Supplied records:
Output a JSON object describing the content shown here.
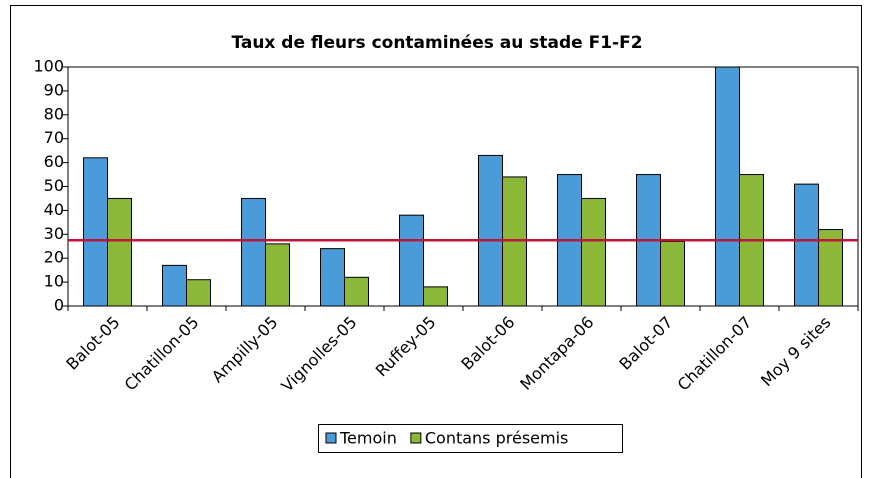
{
  "chart_data": {
    "type": "bar",
    "title": "Taux de fleurs contaminées au stade F1-F2",
    "categories": [
      "Balot-05",
      "Chatillon-05",
      "Ampilly-05",
      "Vignolles-05",
      "Ruffey-05",
      "Balot-06",
      "Montapa-06",
      "Balot-07",
      "Chatillon-07",
      "Moy 9 sites"
    ],
    "series": [
      {
        "name": "Temoin",
        "color": "#4a9bd8",
        "values": [
          62,
          17,
          45,
          24,
          38,
          63,
          55,
          55,
          100,
          51
        ]
      },
      {
        "name": "Contans présemis",
        "color": "#8cb83a",
        "values": [
          45,
          11,
          26,
          12,
          8,
          54,
          45,
          27,
          55,
          32
        ]
      }
    ],
    "reference_line": {
      "value": 27.5,
      "color": "#c0143c"
    },
    "ylim": [
      0,
      100
    ],
    "yticks": [
      0,
      10,
      20,
      30,
      40,
      50,
      60,
      70,
      80,
      90,
      100
    ],
    "legend": "bottom"
  }
}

Exercise directions: Print every record above exactly as written, leaving out the pictures.

Solution to this problem:
Output a JSON object describing the content shown here.
{
  "chart_data": {
    "type": "bar",
    "title": "Taux de fleurs contaminées au stade F1-F2",
    "categories": [
      "Balot-05",
      "Chatillon-05",
      "Ampilly-05",
      "Vignolles-05",
      "Ruffey-05",
      "Balot-06",
      "Montapa-06",
      "Balot-07",
      "Chatillon-07",
      "Moy 9 sites"
    ],
    "series": [
      {
        "name": "Temoin",
        "color": "#4a9bd8",
        "values": [
          62,
          17,
          45,
          24,
          38,
          63,
          55,
          55,
          100,
          51
        ]
      },
      {
        "name": "Contans présemis",
        "color": "#8cb83a",
        "values": [
          45,
          11,
          26,
          12,
          8,
          54,
          45,
          27,
          55,
          32
        ]
      }
    ],
    "reference_line": {
      "value": 27.5,
      "color": "#c0143c"
    },
    "ylim": [
      0,
      100
    ],
    "yticks": [
      0,
      10,
      20,
      30,
      40,
      50,
      60,
      70,
      80,
      90,
      100
    ],
    "legend": "bottom"
  }
}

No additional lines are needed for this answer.